[TASK BRIEF]
Write out the whole listing, matching it exactly.

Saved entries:
☆ ☆ ☆ ☆ ☆

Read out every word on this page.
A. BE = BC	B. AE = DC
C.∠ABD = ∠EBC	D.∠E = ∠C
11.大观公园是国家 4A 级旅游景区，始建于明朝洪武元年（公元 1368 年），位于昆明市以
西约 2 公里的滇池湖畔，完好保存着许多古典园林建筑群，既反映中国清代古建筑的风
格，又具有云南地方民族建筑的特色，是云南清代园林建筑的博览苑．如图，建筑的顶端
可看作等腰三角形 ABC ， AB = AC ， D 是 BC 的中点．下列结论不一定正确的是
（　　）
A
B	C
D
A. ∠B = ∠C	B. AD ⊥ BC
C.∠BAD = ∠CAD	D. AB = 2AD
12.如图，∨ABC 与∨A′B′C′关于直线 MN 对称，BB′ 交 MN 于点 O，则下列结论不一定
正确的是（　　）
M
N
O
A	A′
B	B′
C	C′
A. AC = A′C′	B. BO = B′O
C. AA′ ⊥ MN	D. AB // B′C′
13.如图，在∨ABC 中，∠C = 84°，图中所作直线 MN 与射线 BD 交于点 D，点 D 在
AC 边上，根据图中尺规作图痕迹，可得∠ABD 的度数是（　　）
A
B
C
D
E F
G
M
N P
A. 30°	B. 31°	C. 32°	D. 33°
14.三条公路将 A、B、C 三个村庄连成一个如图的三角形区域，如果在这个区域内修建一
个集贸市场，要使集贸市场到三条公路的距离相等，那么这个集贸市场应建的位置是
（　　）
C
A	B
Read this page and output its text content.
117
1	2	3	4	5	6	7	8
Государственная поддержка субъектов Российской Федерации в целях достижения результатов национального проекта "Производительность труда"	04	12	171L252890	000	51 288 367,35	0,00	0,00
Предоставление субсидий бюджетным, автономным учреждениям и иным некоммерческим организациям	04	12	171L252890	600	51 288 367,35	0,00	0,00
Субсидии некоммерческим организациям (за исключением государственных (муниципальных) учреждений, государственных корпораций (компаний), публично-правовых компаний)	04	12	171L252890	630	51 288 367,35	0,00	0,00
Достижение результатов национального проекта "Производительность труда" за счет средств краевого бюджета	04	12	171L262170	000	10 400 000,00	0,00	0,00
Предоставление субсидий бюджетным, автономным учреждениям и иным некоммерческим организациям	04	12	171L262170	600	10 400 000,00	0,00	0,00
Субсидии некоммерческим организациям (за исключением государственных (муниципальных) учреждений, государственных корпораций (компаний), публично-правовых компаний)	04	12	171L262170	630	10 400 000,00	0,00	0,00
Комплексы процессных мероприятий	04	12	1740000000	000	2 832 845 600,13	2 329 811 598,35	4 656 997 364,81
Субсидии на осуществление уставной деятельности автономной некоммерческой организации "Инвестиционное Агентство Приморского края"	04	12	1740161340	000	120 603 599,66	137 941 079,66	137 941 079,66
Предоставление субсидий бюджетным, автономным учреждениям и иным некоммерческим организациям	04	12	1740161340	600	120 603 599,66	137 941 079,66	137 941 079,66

☆ ☆ ☆ ☆ ☆

[PROBLEM SOLUTION]
Read out every word on this page.
A. BE = BC	B. AE = DC
C.∠ABD = ∠EBC	D.∠E = ∠C
11.大观公园是国家 4A 级旅游景区，始建于明朝洪武元年（公元 1368 年），位于昆明市以
西约 2 公里的滇池湖畔，完好保存着许多古典园林建筑群，既反映中国清代古建筑的风
格，又具有云南地方民族建筑的特色，是云南清代园林建筑的博览苑．如图，建筑的顶端
可看作等腰三角形 ABC ， AB = AC ， D 是 BC 的中点．下列结论不一定正确的是
（　　）
A
B	C
D
A. ∠B = ∠C	B. AD ⊥ BC
C.∠BAD = ∠CAD	D. AB = 2AD
12.如图，∨ABC 与∨A′B′C′关于直线 MN 对称，BB′ 交 MN 于点 O，则下列结论不一定
正确的是（　　）
M
N
O
A	A′
B	B′
C	C′
A. AC = A′C′	B. BO = B′O
C. AA′ ⊥ MN	D. AB // B′C′
13.如图，在∨ABC 中，∠C = 84°，图中所作直线 MN 与射线 BD 交于点 D，点 D 在
AC 边上，根据图中尺规作图痕迹，可得∠ABD 的度数是（　　）
A
B
C
D
E F
G
M
N P
A. 30°	B. 31°	C. 32°	D. 33°
14.三条公路将 A、B、C 三个村庄连成一个如图的三角形区域，如果在这个区域内修建一
个集贸市场，要使集贸市场到三条公路的距离相等，那么这个集贸市场应建的位置是
（　　）
C
A	B
Read this page and output its text content.
117
1	2	3	4	5	6	7	8
Государственная поддержка субъектов Российской Федерации в целях достижения результатов национального проекта "Производительность труда"	04	12	171L252890	000	51 288 367,35	0,00	0,00
Предоставление субсидий бюджетным, автономным учреждениям и иным некоммерческим организациям	04	12	171L252890	600	51 288 367,35	0,00	0,00
Субсидии некоммерческим организациям (за исключением государственных (муниципальных) учреждений, государственных корпораций (компаний), публично-правовых компаний)	04	12	171L252890	630	51 288 367,35	0,00	0,00
Достижение результатов национального проекта "Производительность труда" за счет средств краевого бюджета	04	12	171L262170	000	10 400 000,00	0,00	0,00
Предоставление субсидий бюджетным, автономным учреждениям и иным некоммерческим организациям	04	12	171L262170	600	10 400 000,00	0,00	0,00
Субсидии некоммерческим организациям (за исключением государственных (муниципальных) учреждений, государственных корпораций (компаний), публично-правовых компаний)	04	12	171L262170	630	10 400 000,00	0,00	0,00
Комплексы процессных мероприятий	04	12	1740000000	000	2 832 845 600,13	2 329 811 598,35	4 656 997 364,81
Субсидии на осуществление уставной деятельности автономной некоммерческой организации "Инвестиционное Агентство Приморского края"	04	12	1740161340	000	120 603 599,66	137 941 079,66	137 941 079,66
Предоставление субсидий бюджетным, автономным учреждениям и иным некоммерческим организациям	04	12	1740161340	600	120 603 599,66	137 941 079,66	137 941 079,66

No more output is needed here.